## [Task directions]
Drop all images and give the records again exactly.

## [Information shown]
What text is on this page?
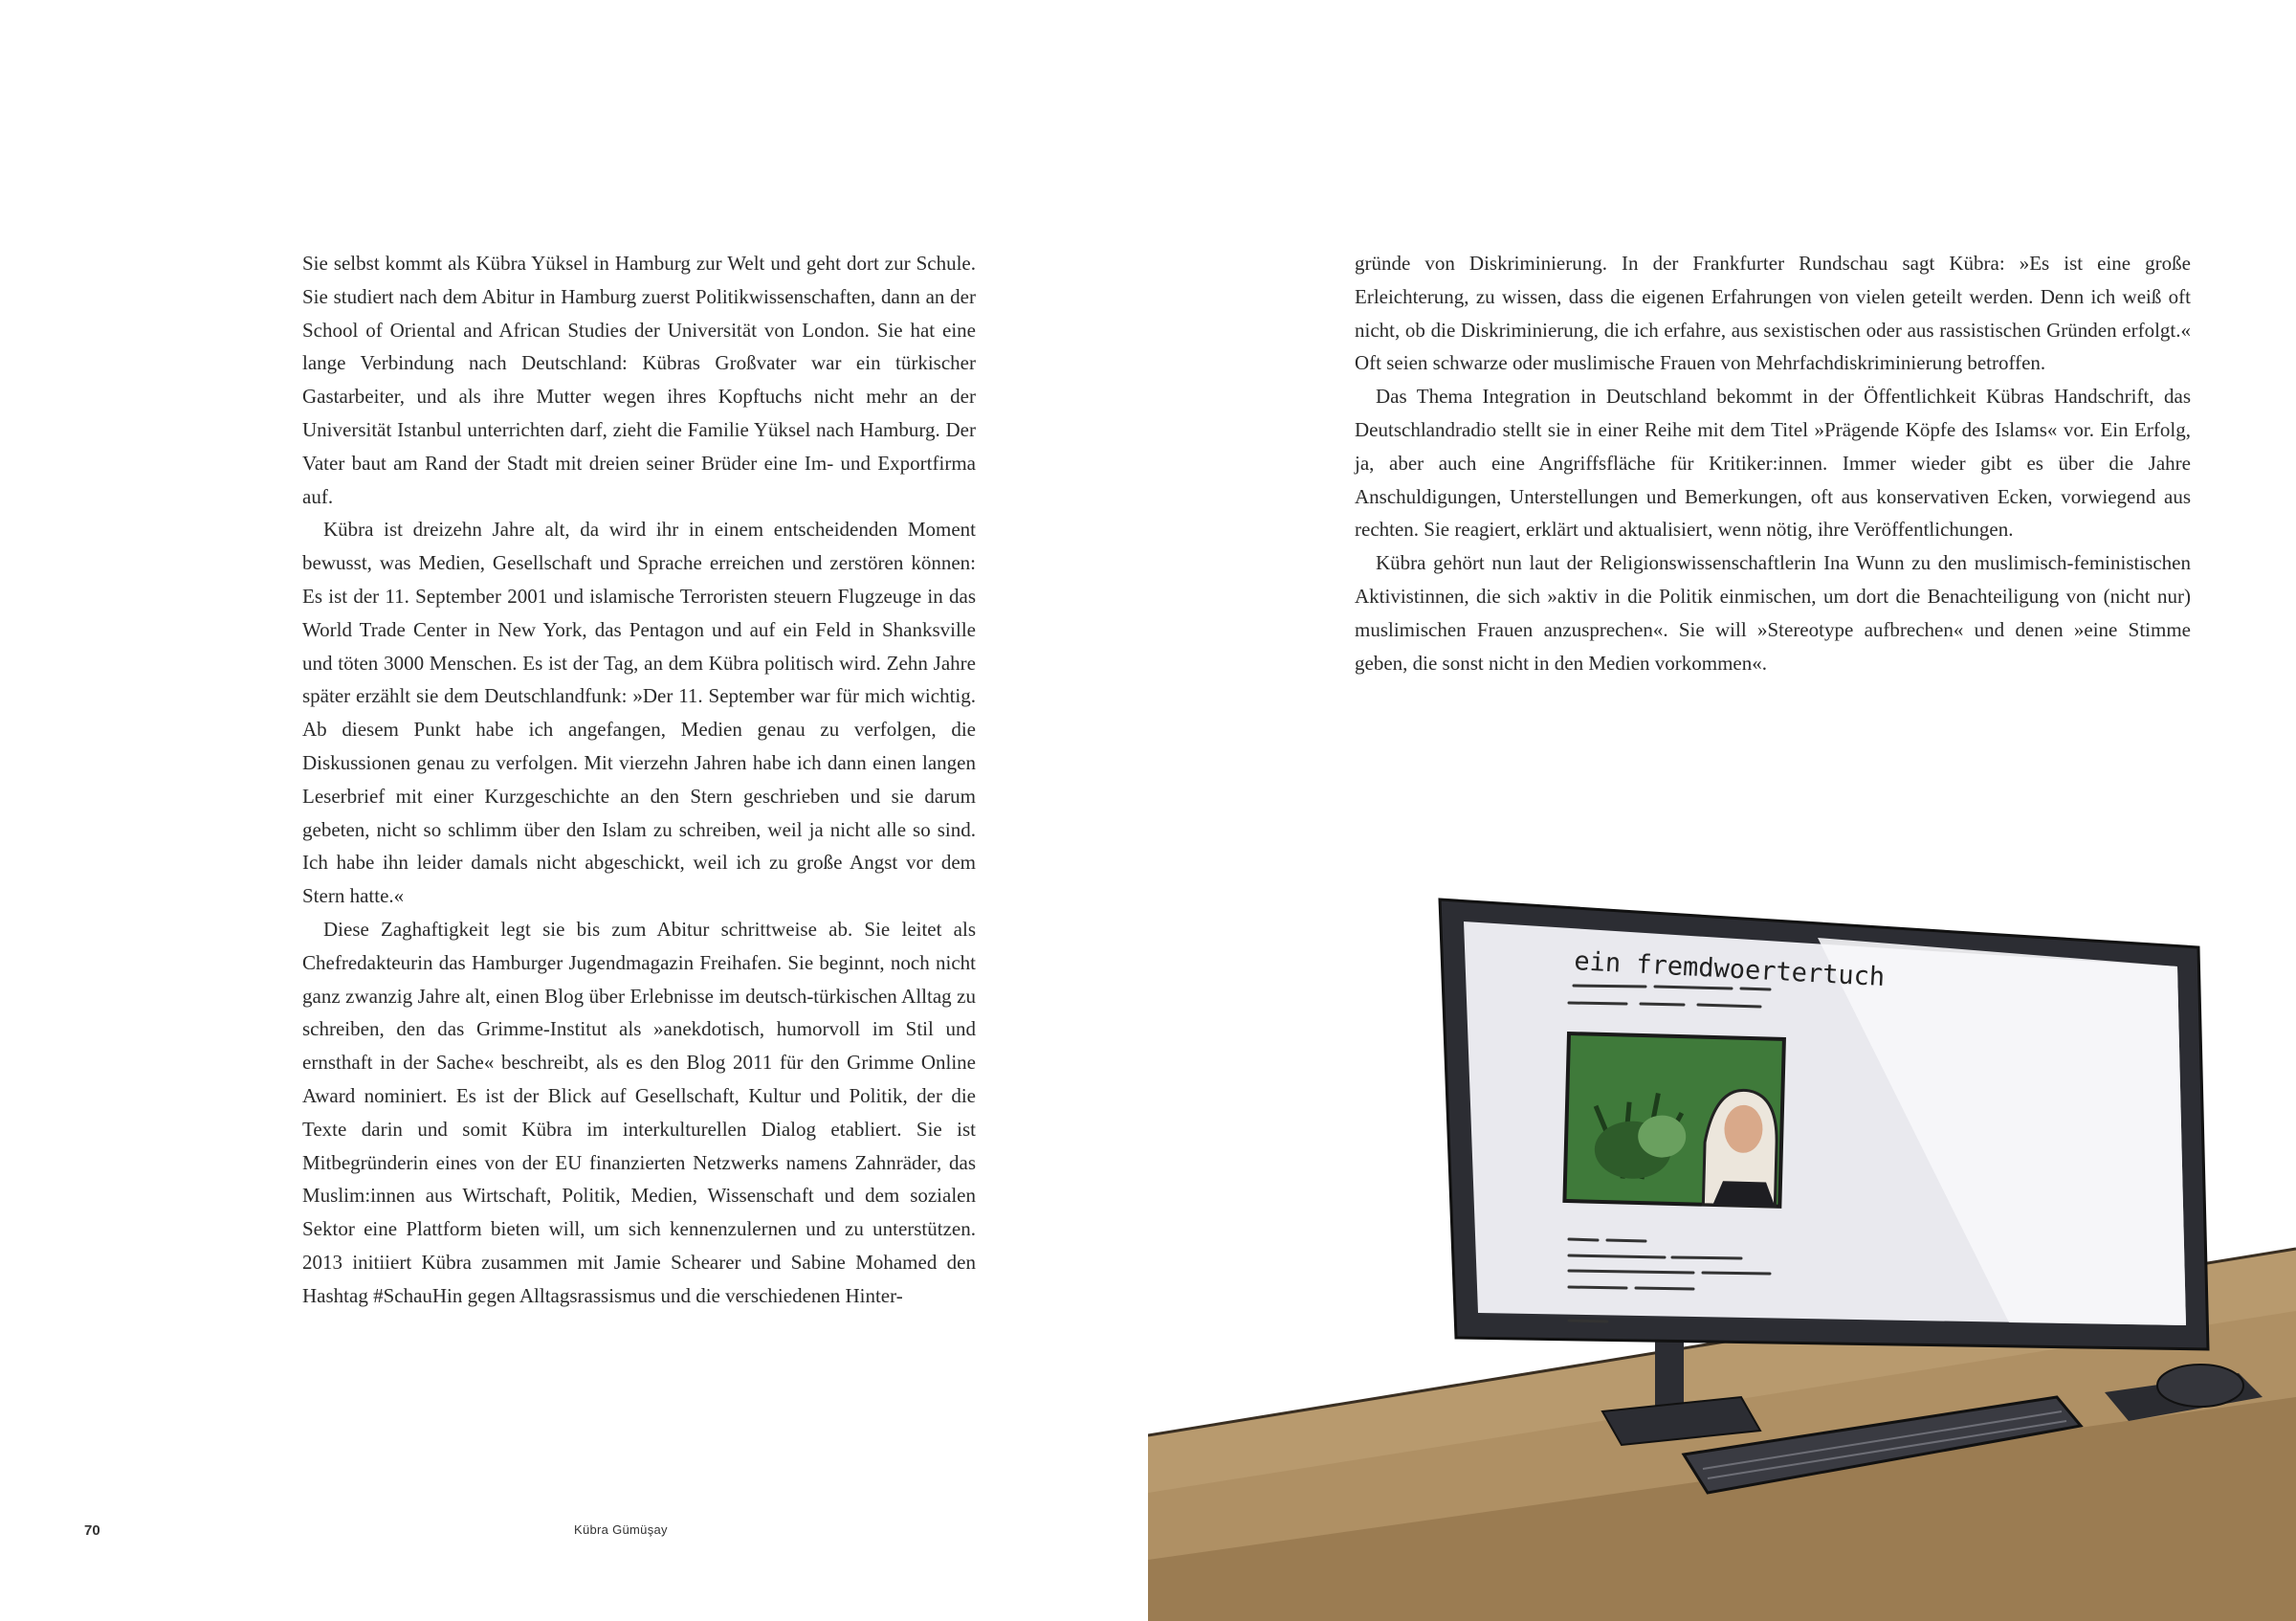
Sie selbst kommt als Kübra Yüksel in Hamburg zur Welt und geht dort zur Schule. Sie studiert nach dem Abitur in Hamburg zuerst Politikwissenschaften, dann an der School of Oriental and African Studies der Universität von London. Sie hat eine lange Verbindung nach Deutschland: Kübras Großvater war ein türkischer Gastarbeiter, und als ihre Mutter wegen ihres Kopftuchs nicht mehr an der Universität Istanbul unterrichten darf, zieht die Familie Yüksel nach Hamburg. Der Vater baut am Rand der Stadt mit dreien seiner Brüder eine Im- und Exportfirma auf.

Kübra ist dreizehn Jahre alt, da wird ihr in einem entscheidenden Moment bewusst, was Medien, Gesellschaft und Sprache erreichen und zerstören können: Es ist der 11. September 2001 und islamische Terroristen steuern Flugzeuge in das World Trade Center in New York, das Pentagon und auf ein Feld in Shanksville und töten 3000 Menschen. Es ist der Tag, an dem Kübra politisch wird. Zehn Jahre später erzählt sie dem Deutschlandfunk: »Der 11. September war für mich wichtig. Ab diesem Punkt habe ich angefangen, Medien genau zu verfolgen, die Diskussionen genau zu verfolgen. Mit vierzehn Jahren habe ich dann einen langen Leserbrief mit einer Kurzgeschichte an den Stern geschrieben und sie darum gebeten, nicht so schlimm über den Islam zu schreiben, weil ja nicht alle so sind. Ich habe ihn leider damals nicht abgeschickt, weil ich zu große Angst vor dem Stern hatte.«

Diese Zaghaftigkeit legt sie bis zum Abitur schrittweise ab. Sie leitet als Chefredakteurin das Hamburger Jugendmagazin Freihafen. Sie beginnt, noch nicht ganz zwanzig Jahre alt, einen Blog über Erlebnisse im deutsch-türkischen Alltag zu schreiben, den das Grimme-Institut als »anekdotisch, humorvoll im Stil und ernsthaft in der Sache« beschreibt, als es den Blog 2011 für den Grimme Online Award nominiert. Es ist der Blick auf Gesellschaft, Kultur und Politik, der die Texte darin und somit Kübra im interkulturellen Dialog etabliert. Sie ist Mitbegründerin eines von der EU finanzierten Netzwerks namens Zahnräder, das Muslim:innen aus Wirtschaft, Politik, Medien, Wissenschaft und dem sozialen Sektor eine Plattform bieten will, um sich kennenzulernen und zu unterstützen. 2013 initiiert Kübra zusammen mit Jamie Schearer und Sabine Mohamed den Hashtag #SchauHin gegen Alltagsrassismus und die verschiedenen Hinter-

70	Kübra Gümüşay

gründe von Diskriminierung. In der Frankfurter Rundschau sagt Kübra: »Es ist eine große Erleichterung, zu wissen, dass die eigenen Erfahrungen von vielen geteilt werden. Denn ich weiß oft nicht, ob die Diskriminierung, die ich erfahre, aus sexistischen oder aus rassistischen Gründen erfolgt.« Oft seien schwarze oder muslimische Frauen von Mehrfachdiskriminierung betroffen.

Das Thema Integration in Deutschland bekommt in der Öffentlichkeit Kübras Handschrift, das Deutschlandradio stellt sie in einer Reihe mit dem Titel »Prägende Köpfe des Islams« vor. Ein Erfolg, ja, aber auch eine Angriffsfläche für Kritiker:innen. Immer wieder gibt es über die Jahre Anschuldigungen, Unterstellungen und Bemerkungen, oft aus konservativen Ecken, vorwiegend aus rechten. Sie reagiert, erklärt und aktualisiert, wenn nötig, ihre Veröffentlichungen.

Kübra gehört nun laut der Religionswissenschaftlerin Ina Wunn zu den muslimisch-feministischen Aktivistinnen, die sich »aktiv in die Politik einmischen, um dort die Benachteiligung von (nicht nur) muslimischen Frauen anzusprechen«. Sie will »Stereotype aufbrechen« und denen »eine Stimme geben, die sonst nicht in den Medien vorkommen«.

ein fremdwoertertuch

## [Answer to the task]
What text is on this page?
Sie selbst kommt als Kübra Yüksel in Hamburg zur Welt und geht dort zur Schule. Sie studiert nach dem Abitur in Hamburg zuerst Politikwissenschaften, dann an der School of Oriental and African Studies der Universität von London. Sie hat eine lange Verbindung nach Deutschland: Kübras Großvater war ein türkischer Gastarbeiter, und als ihre Mutter wegen ihres Kopftuchs nicht mehr an der Universität Istanbul unterrichten darf, zieht die Familie Yüksel nach Hamburg. Der Vater baut am Rand der Stadt mit dreien seiner Brüder eine Im- und Exportfirma auf.

Kübra ist dreizehn Jahre alt, da wird ihr in einem entscheidenden Moment bewusst, was Medien, Gesellschaft und Sprache erreichen und zerstören können: Es ist der 11. September 2001 und islamische Terroristen steuern Flugzeuge in das World Trade Center in New York, das Pentagon und auf ein Feld in Shanksville und töten 3000 Menschen. Es ist der Tag, an dem Kübra politisch wird. Zehn Jahre später erzählt sie dem Deutschlandfunk: »Der 11. September war für mich wichtig. Ab diesem Punkt habe ich angefangen, Medien genau zu verfolgen, die Diskussionen genau zu verfolgen. Mit vierzehn Jahren habe ich dann einen langen Leserbrief mit einer Kurzgeschichte an den Stern geschrieben und sie darum gebeten, nicht so schlimm über den Islam zu schreiben, weil ja nicht alle so sind. Ich habe ihn leider damals nicht abgeschickt, weil ich zu große Angst vor dem Stern hatte.«

Diese Zaghaftigkeit legt sie bis zum Abitur schrittweise ab. Sie leitet als Chefredakteurin das Hamburger Jugendmagazin Freihafen. Sie beginnt, noch nicht ganz zwanzig Jahre alt, einen Blog über Erlebnisse im deutsch-türkischen Alltag zu schreiben, den das Grimme-Institut als »anekdotisch, humorvoll im Stil und ernsthaft in der Sache« beschreibt, als es den Blog 2011 für den Grimme Online Award nominiert. Es ist der Blick auf Gesellschaft, Kultur und Politik, der die Texte darin und somit Kübra im interkulturellen Dialog etabliert. Sie ist Mitbegründerin eines von der EU finanzierten Netzwerks namens Zahnräder, das Muslim:innen aus Wirtschaft, Politik, Medien, Wissenschaft und dem sozialen Sektor eine Plattform bieten will, um sich kennenzulernen und zu unterstützen. 2013 initiiert Kübra zusammen mit Jamie Schearer und Sabine Mohamed den Hashtag #SchauHin gegen Alltagsrassismus und die verschiedenen Hinter-

70	Kübra Gümüşay

gründe von Diskriminierung. In der Frankfurter Rundschau sagt Kübra: »Es ist eine große Erleichterung, zu wissen, dass die eigenen Erfahrungen von vielen geteilt werden. Denn ich weiß oft nicht, ob die Diskriminierung, die ich erfahre, aus sexistischen oder aus rassistischen Gründen erfolgt.« Oft seien schwarze oder muslimische Frauen von Mehrfachdiskriminierung betroffen.

Das Thema Integration in Deutschland bekommt in der Öffentlichkeit Kübras Handschrift, das Deutschlandradio stellt sie in einer Reihe mit dem Titel »Prägende Köpfe des Islams« vor. Ein Erfolg, ja, aber auch eine Angriffsfläche für Kritiker:innen. Immer wieder gibt es über die Jahre Anschuldigungen, Unterstellungen und Bemerkungen, oft aus konservativen Ecken, vorwiegend aus rechten. Sie reagiert, erklärt und aktualisiert, wenn nötig, ihre Veröffentlichungen.

Kübra gehört nun laut der Religionswissenschaftlerin Ina Wunn zu den muslimisch-feministischen Aktivistinnen, die sich »aktiv in die Politik einmischen, um dort die Benachteiligung von (nicht nur) muslimischen Frauen anzusprechen«. Sie will »Stereotype aufbrechen« und denen »eine Stimme geben, die sonst nicht in den Medien vorkommen«.

ein fremdwoertertuch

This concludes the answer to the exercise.